> _What this task involves_
Copy out all the lines in the records that include the word "рублей".

— begin —

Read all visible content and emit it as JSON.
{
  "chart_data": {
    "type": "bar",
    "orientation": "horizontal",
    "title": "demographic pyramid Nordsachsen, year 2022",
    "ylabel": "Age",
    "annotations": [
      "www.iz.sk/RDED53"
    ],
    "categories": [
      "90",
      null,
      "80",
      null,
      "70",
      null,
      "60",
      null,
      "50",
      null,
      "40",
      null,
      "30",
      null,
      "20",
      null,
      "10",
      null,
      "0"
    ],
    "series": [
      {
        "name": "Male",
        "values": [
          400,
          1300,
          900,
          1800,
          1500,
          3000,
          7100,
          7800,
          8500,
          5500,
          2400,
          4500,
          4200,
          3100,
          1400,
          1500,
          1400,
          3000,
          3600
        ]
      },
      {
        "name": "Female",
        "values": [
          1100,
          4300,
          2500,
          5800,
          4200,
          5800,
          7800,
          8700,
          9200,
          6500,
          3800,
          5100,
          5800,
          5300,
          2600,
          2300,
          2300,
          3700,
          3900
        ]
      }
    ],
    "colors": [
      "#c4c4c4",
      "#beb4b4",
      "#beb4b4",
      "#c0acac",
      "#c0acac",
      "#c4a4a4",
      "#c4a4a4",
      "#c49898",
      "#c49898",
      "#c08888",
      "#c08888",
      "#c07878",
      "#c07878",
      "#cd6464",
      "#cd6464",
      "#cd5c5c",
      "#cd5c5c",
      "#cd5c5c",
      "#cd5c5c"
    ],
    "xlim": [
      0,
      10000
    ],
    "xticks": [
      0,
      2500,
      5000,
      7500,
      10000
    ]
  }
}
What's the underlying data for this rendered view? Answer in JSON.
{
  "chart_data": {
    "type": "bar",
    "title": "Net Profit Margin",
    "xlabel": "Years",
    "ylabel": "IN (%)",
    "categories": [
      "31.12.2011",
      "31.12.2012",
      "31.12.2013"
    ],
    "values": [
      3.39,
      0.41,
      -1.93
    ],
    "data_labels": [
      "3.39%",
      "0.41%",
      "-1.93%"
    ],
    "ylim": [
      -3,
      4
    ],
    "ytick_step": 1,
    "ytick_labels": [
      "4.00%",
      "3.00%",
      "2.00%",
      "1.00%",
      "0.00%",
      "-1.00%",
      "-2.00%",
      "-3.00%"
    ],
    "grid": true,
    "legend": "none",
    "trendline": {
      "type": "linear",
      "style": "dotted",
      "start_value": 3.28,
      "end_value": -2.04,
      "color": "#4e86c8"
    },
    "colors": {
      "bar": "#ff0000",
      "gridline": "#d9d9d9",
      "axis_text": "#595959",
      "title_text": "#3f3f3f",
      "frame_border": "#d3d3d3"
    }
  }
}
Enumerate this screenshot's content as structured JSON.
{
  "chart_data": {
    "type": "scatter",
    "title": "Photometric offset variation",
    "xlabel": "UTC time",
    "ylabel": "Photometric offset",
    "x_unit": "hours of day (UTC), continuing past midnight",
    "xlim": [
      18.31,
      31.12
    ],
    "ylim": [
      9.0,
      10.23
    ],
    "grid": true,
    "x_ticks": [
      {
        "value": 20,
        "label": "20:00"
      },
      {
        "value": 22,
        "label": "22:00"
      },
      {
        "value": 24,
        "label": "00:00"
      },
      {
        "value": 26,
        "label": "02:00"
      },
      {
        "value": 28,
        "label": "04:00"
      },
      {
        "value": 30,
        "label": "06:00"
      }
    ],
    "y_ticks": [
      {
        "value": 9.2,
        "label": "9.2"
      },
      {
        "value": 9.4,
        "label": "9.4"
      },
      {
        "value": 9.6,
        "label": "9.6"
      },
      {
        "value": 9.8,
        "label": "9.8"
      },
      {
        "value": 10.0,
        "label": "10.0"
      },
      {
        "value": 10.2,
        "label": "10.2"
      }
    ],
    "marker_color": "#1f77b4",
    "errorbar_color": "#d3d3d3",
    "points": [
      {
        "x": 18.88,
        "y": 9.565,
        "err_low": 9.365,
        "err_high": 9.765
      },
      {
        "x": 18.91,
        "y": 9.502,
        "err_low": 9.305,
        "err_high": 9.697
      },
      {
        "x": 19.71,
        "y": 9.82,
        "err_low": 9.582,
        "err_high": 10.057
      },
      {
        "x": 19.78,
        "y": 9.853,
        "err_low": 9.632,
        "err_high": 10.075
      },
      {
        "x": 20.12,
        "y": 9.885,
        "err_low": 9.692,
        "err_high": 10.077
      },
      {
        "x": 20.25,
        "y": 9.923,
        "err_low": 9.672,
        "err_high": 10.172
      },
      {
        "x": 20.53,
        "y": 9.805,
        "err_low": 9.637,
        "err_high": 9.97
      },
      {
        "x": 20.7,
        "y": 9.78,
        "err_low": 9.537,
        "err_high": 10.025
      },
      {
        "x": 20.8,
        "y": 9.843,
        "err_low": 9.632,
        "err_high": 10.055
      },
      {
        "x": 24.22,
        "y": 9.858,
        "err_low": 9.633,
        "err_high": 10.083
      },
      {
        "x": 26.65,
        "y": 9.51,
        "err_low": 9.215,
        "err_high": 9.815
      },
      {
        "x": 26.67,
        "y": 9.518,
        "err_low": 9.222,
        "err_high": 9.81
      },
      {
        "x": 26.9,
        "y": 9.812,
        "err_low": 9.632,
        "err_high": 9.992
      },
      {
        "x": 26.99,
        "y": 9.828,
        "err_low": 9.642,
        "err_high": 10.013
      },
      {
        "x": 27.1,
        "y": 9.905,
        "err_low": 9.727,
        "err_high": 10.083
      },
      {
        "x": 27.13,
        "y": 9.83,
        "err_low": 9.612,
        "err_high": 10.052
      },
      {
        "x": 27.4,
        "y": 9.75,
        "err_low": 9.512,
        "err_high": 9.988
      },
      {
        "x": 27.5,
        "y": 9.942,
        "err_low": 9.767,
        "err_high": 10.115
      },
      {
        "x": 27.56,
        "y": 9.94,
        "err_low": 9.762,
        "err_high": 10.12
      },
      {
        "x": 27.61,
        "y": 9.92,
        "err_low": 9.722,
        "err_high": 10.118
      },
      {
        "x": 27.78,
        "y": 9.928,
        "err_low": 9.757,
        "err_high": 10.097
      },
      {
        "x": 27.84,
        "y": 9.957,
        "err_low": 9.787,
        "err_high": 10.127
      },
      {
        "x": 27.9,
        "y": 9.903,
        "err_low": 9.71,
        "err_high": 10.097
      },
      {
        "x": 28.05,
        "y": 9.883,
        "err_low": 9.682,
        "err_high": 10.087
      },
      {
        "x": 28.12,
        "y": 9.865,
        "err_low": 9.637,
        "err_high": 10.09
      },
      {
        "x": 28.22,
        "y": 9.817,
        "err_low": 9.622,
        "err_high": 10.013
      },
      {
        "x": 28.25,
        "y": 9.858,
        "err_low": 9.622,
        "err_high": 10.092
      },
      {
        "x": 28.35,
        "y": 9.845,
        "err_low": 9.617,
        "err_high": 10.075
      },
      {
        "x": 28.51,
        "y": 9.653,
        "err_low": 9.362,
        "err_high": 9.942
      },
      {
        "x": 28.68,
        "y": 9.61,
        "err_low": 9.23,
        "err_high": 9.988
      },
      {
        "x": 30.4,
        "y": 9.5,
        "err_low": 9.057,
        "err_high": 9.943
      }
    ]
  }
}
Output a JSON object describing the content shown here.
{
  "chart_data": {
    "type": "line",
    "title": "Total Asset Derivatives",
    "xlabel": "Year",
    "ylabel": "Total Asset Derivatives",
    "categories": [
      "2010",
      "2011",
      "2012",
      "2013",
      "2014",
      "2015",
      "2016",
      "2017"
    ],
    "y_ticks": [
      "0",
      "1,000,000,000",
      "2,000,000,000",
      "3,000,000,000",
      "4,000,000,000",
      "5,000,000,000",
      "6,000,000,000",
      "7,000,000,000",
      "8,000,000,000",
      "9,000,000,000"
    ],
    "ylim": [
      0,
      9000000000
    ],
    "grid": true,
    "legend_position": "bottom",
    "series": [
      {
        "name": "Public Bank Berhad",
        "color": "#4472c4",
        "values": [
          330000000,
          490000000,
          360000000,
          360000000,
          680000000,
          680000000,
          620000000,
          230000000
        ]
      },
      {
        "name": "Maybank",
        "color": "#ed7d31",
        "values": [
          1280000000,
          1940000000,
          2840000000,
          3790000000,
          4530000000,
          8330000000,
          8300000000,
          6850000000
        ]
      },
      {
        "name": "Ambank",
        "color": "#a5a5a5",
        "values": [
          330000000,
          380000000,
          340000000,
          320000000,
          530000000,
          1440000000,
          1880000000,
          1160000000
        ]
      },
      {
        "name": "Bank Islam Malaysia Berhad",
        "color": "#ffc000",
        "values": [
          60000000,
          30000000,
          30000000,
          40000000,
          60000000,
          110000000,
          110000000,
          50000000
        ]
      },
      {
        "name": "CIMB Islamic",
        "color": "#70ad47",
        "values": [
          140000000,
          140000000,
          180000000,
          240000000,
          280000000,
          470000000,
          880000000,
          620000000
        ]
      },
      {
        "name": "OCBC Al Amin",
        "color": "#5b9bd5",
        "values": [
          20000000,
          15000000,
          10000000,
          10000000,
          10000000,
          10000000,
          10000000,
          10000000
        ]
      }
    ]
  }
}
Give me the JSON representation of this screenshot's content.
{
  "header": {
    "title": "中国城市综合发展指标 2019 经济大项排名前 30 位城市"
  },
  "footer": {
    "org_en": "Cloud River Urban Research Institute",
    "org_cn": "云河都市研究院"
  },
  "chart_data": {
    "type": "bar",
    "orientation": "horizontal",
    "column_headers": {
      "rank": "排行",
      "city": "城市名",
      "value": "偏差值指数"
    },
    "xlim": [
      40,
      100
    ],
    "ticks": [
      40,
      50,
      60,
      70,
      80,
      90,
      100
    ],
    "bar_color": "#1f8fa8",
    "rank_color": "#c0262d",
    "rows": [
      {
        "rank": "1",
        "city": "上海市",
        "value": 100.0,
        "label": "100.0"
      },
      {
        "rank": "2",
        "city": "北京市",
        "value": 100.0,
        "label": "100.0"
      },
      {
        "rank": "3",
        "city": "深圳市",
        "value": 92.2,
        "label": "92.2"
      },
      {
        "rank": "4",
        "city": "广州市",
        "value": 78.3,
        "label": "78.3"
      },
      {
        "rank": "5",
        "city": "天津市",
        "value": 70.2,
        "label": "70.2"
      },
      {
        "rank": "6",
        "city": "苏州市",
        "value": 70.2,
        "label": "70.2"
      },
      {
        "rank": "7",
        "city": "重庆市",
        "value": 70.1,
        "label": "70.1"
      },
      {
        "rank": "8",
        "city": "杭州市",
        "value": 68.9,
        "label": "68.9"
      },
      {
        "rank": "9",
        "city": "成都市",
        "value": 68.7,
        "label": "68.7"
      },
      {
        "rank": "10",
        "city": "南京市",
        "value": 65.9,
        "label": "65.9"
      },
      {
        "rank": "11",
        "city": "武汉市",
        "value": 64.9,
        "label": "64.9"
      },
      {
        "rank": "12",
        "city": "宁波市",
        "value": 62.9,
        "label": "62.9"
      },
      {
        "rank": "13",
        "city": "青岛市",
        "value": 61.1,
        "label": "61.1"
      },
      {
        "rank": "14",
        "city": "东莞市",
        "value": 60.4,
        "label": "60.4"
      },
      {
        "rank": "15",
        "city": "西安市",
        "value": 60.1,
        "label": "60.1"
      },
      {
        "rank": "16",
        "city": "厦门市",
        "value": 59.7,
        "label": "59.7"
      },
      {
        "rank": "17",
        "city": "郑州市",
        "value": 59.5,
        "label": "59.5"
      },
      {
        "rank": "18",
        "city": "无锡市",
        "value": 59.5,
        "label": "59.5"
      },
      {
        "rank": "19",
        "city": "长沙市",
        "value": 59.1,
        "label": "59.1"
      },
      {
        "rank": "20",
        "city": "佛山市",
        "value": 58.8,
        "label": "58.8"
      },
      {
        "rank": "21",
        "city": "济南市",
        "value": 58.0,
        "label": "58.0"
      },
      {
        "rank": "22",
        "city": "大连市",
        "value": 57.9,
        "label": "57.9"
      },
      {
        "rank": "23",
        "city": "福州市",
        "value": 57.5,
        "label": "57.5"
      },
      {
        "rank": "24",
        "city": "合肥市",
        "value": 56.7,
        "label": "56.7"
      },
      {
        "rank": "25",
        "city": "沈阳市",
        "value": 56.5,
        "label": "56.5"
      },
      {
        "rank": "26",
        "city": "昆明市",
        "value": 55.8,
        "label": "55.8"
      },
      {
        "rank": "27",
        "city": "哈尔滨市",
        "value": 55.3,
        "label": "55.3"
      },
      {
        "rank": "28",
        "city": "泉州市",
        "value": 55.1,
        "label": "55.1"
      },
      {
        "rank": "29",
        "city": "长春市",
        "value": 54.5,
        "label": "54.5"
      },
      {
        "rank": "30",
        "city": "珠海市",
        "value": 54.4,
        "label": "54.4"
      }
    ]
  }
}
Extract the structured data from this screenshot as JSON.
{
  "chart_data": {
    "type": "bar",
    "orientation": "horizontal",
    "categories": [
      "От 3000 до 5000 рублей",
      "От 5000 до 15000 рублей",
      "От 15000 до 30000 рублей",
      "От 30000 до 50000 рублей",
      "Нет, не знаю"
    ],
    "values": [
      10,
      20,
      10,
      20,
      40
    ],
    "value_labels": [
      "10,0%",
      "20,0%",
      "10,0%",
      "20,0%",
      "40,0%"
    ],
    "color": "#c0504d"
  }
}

— end —

> _Full response_
      "От 3000 до 5000 рублей",
      "От 5000 до 15000 рублей",
      "От 15000 до 30000 рублей",
      "От 30000 до 50000 рублей",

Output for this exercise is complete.